WORK TO BE COMPLETED >> Below is a listing to write out in full, exactly as given, without its pictures.
— Start of TASK MATERIAL —
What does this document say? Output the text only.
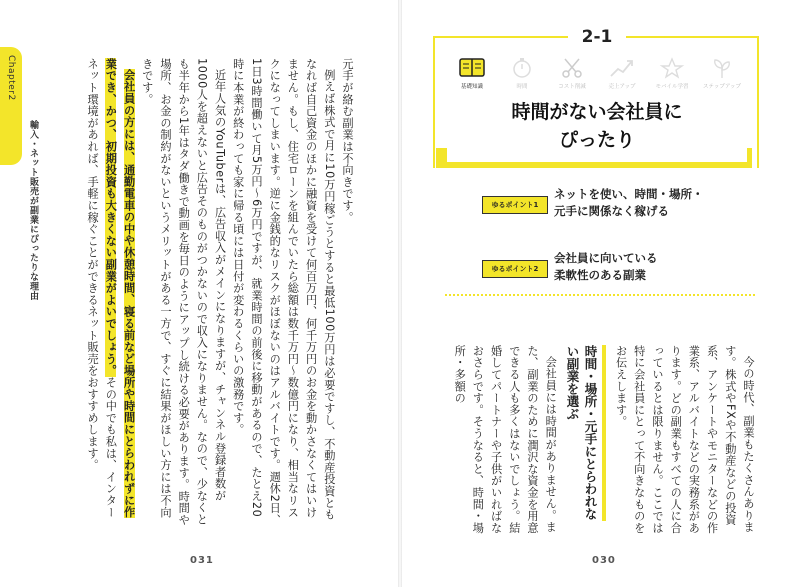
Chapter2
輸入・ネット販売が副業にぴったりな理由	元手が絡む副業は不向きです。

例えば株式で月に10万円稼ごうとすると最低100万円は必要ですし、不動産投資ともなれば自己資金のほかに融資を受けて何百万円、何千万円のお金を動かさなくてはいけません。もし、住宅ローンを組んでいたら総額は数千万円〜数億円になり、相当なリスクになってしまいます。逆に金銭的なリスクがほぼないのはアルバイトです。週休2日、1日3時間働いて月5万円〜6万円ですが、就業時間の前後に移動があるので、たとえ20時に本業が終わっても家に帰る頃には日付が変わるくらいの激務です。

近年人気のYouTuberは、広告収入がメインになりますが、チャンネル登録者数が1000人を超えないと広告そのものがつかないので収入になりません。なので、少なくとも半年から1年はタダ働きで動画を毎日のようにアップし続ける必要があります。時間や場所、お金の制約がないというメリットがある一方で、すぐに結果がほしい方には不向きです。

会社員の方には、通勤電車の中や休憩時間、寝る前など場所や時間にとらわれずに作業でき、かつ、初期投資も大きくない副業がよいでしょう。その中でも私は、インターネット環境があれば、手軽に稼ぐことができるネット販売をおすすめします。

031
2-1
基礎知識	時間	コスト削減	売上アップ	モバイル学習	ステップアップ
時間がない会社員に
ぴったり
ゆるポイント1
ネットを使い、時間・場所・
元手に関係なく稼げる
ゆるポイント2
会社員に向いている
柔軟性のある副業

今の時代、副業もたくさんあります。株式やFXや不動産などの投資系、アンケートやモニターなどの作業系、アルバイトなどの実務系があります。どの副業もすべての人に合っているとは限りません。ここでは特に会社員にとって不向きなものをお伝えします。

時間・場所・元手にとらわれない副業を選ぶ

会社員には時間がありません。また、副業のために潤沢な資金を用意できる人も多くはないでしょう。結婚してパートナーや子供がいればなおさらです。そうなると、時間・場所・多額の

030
— End of TASK MATERIAL —
TASK ANSWER >>
What does this document say? Output the text only.
Chapter2
輸入・ネット販売が副業にぴったりな理由	元手が絡む副業は不向きです。

例えば株式で月に10万円稼ごうとすると最低100万円は必要ですし、不動産投資ともなれば自己資金のほかに融資を受けて何百万円、何千万円のお金を動かさなくてはいけません。もし、住宅ローンを組んでいたら総額は数千万円〜数億円になり、相当なリスクになってしまいます。逆に金銭的なリスクがほぼないのはアルバイトです。週休2日、1日3時間働いて月5万円〜6万円ですが、就業時間の前後に移動があるので、たとえ20時に本業が終わっても家に帰る頃には日付が変わるくらいの激務です。

近年人気のYouTuberは、広告収入がメインになりますが、チャンネル登録者数が1000人を超えないと広告そのものがつかないので収入になりません。なので、少なくとも半年から1年はタダ働きで動画を毎日のようにアップし続ける必要があります。時間や場所、お金の制約がないというメリットがある一方で、すぐに結果がほしい方には不向きです。

会社員の方には、通勤電車の中や休憩時間、寝る前など場所や時間にとらわれずに作業でき、かつ、初期投資も大きくない副業がよいでしょう。その中でも私は、インターネット環境があれば、手軽に稼ぐことができるネット販売をおすすめします。

031
2-1
基礎知識	時間	コスト削減	売上アップ	モバイル学習	ステップアップ
時間がない会社員に
ぴったり
ゆるポイント1
ネットを使い、時間・場所・
元手に関係なく稼げる
ゆるポイント2
会社員に向いている
柔軟性のある副業

今の時代、副業もたくさんあります。株式やFXや不動産などの投資系、アンケートやモニターなどの作業系、アルバイトなどの実務系があります。どの副業もすべての人に合っているとは限りません。ここでは特に会社員にとって不向きなものをお伝えします。

時間・場所・元手にとらわれない副業を選ぶ

会社員には時間がありません。また、副業のために潤沢な資金を用意できる人も多くはないでしょう。結婚してパートナーや子供がいればなおさらです。そうなると、時間・場所・多額の

030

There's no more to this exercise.